[Task statement]
List each line holding the string "again".

[Information given]
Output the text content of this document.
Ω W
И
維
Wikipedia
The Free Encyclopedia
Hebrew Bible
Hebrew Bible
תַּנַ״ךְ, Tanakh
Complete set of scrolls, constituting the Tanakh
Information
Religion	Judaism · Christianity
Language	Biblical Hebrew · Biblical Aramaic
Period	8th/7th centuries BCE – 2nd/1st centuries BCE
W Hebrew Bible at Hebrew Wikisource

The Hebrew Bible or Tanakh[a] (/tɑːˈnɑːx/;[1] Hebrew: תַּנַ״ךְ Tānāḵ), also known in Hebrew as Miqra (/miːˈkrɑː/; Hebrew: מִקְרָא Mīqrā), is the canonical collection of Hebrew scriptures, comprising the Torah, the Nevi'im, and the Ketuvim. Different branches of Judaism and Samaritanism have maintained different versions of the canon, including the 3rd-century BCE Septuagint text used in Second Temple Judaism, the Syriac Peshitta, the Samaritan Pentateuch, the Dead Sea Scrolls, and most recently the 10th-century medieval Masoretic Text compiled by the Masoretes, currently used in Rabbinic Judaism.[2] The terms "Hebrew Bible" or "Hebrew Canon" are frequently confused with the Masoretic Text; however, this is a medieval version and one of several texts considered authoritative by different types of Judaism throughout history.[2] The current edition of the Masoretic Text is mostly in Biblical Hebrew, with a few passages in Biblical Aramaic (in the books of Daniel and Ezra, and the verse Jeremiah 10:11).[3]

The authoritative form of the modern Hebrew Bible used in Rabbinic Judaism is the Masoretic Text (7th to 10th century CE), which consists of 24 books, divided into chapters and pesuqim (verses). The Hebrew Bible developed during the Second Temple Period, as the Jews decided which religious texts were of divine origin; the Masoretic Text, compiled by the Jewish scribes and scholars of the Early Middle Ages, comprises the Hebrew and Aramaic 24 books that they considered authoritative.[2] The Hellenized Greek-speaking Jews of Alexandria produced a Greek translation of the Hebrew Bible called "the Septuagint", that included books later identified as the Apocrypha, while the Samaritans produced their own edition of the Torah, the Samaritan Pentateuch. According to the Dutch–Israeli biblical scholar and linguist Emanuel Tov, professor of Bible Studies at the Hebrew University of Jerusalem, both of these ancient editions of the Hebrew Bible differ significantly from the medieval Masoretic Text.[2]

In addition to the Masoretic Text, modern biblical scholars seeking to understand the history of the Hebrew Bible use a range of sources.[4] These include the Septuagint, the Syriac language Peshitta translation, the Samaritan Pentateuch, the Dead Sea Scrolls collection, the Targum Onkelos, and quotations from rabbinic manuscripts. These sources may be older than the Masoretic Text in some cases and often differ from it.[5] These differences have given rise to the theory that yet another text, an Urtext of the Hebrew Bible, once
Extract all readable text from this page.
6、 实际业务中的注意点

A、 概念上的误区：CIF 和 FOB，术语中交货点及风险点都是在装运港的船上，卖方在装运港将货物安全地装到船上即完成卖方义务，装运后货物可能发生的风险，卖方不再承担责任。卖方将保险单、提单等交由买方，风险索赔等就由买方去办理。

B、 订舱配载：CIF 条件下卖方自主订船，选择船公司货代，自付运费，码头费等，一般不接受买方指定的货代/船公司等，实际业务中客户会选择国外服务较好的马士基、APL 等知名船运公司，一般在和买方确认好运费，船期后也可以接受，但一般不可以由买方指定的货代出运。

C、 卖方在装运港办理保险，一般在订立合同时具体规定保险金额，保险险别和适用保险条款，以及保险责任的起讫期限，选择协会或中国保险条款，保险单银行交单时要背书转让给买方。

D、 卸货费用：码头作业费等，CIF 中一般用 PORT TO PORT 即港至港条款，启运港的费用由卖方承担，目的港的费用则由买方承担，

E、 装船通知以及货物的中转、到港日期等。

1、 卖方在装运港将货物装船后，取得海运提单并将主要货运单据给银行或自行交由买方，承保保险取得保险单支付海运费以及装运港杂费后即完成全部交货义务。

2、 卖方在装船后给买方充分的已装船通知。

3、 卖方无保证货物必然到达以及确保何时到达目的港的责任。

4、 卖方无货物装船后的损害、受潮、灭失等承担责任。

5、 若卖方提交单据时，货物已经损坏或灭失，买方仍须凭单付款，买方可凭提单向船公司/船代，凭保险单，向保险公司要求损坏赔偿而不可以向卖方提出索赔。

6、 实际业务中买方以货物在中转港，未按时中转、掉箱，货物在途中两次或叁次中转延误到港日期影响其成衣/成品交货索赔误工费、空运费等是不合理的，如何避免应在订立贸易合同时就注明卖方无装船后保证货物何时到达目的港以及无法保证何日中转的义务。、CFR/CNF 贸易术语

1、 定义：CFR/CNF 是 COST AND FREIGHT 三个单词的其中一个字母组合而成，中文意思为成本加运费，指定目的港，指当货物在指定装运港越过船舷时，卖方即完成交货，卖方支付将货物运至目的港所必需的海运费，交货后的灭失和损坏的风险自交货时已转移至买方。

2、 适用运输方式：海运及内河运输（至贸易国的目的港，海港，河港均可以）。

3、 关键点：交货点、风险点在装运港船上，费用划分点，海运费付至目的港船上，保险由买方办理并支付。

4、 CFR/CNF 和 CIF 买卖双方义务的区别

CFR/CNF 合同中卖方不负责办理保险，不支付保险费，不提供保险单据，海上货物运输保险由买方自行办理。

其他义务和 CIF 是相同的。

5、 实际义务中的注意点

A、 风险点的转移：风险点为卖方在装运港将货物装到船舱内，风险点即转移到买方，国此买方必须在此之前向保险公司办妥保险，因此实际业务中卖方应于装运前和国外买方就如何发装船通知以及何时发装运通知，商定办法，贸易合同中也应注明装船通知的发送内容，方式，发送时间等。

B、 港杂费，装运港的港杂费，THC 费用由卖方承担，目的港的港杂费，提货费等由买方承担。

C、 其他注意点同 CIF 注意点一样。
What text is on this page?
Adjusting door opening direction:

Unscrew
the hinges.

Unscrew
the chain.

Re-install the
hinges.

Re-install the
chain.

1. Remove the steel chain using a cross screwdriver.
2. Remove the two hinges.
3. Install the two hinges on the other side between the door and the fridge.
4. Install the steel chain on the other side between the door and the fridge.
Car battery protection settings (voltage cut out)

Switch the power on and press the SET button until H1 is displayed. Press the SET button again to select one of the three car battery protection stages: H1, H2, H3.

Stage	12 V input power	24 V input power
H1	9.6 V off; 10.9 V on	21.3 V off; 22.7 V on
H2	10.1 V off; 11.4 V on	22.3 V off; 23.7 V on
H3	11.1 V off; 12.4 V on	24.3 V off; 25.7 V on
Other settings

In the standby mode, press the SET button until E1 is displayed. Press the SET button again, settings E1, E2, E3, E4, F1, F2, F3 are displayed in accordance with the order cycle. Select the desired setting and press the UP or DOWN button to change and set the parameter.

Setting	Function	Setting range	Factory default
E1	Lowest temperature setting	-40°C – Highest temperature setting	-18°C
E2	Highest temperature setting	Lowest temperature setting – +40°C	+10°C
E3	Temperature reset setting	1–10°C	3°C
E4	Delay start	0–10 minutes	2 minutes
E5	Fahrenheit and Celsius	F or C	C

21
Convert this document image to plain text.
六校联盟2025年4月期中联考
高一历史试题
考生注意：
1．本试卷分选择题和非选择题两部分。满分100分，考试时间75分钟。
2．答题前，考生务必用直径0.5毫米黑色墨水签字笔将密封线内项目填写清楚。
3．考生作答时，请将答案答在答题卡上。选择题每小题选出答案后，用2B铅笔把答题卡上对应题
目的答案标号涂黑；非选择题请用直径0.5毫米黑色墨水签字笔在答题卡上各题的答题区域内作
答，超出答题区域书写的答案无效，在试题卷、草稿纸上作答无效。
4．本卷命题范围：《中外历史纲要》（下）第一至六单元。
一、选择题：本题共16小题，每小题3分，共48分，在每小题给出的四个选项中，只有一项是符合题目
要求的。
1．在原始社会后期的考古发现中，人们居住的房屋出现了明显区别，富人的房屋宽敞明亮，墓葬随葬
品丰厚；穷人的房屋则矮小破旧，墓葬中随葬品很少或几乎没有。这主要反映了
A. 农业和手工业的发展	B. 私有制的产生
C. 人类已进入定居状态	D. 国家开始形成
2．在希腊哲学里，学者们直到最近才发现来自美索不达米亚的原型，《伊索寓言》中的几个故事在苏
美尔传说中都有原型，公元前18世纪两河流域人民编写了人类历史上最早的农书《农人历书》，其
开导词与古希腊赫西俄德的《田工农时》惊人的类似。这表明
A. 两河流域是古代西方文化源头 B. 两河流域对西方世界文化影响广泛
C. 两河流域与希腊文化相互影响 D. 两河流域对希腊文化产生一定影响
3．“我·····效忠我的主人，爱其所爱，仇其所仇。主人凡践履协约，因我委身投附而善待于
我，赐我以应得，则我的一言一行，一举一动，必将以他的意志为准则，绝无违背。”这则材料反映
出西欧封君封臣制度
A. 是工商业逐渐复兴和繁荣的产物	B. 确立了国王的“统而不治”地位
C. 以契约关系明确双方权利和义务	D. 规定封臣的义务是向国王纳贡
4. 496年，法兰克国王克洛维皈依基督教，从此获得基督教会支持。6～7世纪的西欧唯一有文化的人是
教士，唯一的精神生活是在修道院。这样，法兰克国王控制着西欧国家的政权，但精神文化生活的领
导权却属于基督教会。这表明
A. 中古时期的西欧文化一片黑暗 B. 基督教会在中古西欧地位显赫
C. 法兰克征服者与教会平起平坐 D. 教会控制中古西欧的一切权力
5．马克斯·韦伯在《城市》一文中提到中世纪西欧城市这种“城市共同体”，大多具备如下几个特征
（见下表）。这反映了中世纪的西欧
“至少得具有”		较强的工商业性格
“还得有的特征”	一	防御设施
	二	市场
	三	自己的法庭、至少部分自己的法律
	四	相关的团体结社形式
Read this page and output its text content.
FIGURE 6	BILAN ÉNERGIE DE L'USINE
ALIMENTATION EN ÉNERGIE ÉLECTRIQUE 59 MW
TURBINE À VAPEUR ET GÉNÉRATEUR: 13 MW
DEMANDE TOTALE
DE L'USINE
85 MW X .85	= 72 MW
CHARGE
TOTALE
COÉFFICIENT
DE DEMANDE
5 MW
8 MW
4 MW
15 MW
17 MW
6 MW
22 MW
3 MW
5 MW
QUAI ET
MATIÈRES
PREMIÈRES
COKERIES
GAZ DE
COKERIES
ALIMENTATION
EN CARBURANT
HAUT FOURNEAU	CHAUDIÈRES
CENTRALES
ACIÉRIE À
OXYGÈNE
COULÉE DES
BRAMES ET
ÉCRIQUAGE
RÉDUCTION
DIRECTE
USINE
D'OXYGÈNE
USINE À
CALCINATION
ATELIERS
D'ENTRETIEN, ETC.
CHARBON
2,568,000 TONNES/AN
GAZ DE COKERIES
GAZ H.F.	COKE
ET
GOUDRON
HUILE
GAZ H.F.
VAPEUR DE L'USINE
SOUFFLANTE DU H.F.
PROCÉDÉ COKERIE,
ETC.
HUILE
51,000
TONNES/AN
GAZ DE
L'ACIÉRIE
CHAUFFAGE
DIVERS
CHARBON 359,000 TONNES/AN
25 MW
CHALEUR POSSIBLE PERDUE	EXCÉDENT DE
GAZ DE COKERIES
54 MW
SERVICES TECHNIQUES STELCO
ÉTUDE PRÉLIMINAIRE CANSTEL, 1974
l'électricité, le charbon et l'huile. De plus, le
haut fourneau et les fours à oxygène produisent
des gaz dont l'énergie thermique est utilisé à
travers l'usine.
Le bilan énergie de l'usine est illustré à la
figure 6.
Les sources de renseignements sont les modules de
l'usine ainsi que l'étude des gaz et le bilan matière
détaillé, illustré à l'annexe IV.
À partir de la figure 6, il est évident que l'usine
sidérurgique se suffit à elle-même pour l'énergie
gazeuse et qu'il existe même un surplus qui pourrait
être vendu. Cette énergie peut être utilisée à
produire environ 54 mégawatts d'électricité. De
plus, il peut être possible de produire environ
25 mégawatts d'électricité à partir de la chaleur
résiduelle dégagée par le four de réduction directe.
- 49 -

[Task result]
Switch the power on and press the SET button until H1 is displayed. Press the SET button again to select one of the three car battery protection stages: H1, H2, H3.
In the standby mode, press the SET button until E1 is displayed. Press the SET button again, settings E1, E2, E3, E4, F1, F2, F3 are displayed in accordance with the order cycle. Select the desired setting and press the UP or DOWN button to change and set the parameter.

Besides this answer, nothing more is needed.